:: The records ::
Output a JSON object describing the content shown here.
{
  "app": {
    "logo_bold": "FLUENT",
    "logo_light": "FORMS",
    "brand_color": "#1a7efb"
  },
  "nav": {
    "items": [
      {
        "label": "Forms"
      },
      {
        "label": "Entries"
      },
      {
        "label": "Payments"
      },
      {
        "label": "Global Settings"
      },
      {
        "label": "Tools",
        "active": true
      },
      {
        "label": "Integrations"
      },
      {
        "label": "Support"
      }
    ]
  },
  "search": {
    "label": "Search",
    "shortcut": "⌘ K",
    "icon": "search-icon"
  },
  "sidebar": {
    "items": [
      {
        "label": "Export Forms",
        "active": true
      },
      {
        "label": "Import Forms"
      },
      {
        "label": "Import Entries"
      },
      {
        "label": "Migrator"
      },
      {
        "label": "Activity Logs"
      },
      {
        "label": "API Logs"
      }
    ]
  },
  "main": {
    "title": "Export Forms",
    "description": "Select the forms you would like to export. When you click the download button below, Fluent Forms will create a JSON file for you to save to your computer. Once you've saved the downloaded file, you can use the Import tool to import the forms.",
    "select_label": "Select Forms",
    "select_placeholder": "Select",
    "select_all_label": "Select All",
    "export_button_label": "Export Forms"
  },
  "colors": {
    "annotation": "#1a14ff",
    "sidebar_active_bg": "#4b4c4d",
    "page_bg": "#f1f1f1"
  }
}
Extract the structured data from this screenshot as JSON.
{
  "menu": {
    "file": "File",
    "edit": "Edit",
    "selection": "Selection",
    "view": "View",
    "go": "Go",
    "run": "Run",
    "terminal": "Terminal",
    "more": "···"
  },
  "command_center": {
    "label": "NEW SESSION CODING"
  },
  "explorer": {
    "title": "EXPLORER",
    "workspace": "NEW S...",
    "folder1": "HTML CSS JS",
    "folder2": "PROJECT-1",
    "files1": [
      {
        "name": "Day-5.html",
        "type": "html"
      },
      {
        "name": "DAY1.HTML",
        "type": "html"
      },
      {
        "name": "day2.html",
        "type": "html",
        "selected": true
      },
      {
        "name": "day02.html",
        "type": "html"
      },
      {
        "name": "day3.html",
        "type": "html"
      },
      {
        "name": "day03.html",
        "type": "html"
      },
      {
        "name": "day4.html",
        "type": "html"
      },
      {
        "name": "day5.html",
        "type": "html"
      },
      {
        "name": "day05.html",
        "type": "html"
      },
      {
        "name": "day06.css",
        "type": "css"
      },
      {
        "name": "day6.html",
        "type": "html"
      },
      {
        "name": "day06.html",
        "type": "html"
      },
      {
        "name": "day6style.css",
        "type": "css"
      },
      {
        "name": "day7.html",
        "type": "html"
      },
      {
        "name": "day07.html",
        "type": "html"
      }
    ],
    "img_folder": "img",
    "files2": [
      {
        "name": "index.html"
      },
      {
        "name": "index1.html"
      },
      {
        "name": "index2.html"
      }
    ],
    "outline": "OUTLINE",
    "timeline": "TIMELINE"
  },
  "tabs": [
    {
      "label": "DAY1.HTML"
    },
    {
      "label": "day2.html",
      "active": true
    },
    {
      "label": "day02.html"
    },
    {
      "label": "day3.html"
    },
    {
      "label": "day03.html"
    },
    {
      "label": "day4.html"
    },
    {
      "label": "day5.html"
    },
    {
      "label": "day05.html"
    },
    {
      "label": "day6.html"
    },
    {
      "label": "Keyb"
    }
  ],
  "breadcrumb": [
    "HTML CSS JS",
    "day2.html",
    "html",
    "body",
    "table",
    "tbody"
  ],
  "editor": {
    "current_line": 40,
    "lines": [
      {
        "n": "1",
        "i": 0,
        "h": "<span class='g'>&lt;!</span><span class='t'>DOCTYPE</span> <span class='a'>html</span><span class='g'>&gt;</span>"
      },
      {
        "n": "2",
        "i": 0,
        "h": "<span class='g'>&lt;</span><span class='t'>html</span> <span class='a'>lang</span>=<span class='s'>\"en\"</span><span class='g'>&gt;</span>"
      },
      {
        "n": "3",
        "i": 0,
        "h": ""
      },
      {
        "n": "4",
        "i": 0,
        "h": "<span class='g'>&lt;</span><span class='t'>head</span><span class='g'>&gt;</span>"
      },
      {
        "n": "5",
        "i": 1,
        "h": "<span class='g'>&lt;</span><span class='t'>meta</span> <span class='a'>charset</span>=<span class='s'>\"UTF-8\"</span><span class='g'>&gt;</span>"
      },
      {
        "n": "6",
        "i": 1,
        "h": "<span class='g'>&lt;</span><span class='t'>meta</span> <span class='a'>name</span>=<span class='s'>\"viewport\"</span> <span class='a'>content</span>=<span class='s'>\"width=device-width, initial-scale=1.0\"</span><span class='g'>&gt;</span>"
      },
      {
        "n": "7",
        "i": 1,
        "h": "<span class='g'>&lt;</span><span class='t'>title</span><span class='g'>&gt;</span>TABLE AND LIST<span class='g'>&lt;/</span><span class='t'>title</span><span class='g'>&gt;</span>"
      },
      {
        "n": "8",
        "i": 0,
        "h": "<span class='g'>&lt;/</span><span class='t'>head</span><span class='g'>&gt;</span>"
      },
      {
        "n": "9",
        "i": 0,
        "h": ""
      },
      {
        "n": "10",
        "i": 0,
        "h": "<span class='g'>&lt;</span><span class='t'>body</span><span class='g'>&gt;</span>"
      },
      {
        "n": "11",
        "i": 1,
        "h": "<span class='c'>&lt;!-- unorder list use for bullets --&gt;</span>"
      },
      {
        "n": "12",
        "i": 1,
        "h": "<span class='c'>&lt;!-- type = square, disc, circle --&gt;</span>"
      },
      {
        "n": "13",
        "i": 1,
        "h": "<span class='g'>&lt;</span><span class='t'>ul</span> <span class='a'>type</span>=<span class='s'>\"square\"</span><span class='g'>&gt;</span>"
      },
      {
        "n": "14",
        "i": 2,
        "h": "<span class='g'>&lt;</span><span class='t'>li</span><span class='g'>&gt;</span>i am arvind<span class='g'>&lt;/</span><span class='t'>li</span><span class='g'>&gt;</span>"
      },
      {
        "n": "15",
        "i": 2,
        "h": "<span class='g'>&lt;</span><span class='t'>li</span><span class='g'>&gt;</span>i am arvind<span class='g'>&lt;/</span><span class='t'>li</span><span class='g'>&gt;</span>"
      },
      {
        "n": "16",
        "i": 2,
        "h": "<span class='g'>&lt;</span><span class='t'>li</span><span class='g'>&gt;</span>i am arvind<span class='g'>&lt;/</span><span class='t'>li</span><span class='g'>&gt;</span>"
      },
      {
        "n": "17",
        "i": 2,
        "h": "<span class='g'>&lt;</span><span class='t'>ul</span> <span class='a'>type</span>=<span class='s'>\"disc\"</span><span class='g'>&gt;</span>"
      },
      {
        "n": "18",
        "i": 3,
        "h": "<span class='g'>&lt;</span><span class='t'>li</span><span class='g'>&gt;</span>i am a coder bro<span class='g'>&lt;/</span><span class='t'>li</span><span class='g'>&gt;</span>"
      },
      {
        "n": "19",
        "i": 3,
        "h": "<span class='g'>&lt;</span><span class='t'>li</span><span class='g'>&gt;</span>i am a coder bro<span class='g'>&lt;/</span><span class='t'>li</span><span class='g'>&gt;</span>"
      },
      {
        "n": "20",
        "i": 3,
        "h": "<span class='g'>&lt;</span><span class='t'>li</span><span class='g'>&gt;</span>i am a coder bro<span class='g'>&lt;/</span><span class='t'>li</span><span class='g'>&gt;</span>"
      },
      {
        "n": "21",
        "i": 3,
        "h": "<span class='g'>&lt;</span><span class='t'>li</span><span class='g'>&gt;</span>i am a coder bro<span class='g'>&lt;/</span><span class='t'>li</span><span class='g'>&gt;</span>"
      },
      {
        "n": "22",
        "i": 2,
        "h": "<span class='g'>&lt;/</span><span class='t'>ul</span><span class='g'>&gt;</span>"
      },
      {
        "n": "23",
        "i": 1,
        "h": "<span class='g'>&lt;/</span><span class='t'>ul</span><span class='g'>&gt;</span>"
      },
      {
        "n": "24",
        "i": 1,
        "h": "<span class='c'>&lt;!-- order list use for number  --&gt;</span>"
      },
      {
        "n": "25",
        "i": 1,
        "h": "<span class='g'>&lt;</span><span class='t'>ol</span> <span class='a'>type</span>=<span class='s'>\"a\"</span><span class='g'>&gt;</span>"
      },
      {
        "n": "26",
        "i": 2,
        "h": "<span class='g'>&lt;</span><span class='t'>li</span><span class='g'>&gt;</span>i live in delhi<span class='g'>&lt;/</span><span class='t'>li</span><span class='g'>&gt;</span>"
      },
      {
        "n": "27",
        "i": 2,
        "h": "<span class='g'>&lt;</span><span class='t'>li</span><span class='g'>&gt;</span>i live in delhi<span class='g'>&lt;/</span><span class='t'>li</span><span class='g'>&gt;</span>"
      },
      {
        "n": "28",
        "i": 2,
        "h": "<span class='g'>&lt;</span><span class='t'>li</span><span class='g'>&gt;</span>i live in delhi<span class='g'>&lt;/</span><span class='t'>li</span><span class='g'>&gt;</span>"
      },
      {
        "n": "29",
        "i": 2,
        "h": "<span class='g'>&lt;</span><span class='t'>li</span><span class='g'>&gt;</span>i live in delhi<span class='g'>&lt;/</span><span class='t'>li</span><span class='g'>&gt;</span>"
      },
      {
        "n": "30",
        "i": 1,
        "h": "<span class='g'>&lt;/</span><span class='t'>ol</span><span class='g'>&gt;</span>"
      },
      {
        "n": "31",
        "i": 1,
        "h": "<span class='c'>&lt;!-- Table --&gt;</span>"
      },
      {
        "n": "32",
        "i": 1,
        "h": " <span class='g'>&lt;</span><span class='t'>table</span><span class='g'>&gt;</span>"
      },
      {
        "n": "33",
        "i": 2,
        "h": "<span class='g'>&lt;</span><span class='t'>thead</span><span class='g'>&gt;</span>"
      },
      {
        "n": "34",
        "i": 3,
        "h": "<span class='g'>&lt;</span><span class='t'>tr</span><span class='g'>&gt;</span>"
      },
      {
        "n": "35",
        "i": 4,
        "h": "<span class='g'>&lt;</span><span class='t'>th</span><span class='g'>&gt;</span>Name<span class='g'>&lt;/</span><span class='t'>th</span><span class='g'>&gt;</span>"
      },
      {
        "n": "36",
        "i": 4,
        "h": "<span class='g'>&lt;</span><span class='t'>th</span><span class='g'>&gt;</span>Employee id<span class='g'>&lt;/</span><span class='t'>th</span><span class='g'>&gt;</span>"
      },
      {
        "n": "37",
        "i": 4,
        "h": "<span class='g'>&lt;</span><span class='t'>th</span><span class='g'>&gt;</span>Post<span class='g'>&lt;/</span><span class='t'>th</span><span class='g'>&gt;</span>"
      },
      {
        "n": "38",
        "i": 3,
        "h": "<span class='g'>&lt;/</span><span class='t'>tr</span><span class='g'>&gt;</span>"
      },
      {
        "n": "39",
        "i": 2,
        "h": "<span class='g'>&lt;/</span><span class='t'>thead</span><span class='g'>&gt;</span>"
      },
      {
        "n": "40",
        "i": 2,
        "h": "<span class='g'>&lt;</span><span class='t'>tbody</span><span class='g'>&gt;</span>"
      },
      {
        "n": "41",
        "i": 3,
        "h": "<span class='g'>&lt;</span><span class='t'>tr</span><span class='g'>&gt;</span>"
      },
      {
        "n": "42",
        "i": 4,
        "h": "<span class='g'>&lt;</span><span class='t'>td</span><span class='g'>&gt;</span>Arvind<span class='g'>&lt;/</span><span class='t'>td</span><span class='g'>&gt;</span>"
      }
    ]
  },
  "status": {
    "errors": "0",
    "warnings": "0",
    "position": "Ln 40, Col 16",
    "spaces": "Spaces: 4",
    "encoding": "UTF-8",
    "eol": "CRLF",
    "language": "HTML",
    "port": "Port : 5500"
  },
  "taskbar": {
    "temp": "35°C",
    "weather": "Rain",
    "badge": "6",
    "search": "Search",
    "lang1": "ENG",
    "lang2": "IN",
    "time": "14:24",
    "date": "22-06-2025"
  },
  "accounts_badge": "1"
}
:::
• [Objective] Reply with nothing except the number of lines in the listing above that include the string "thead".

• [Exercise answer] 2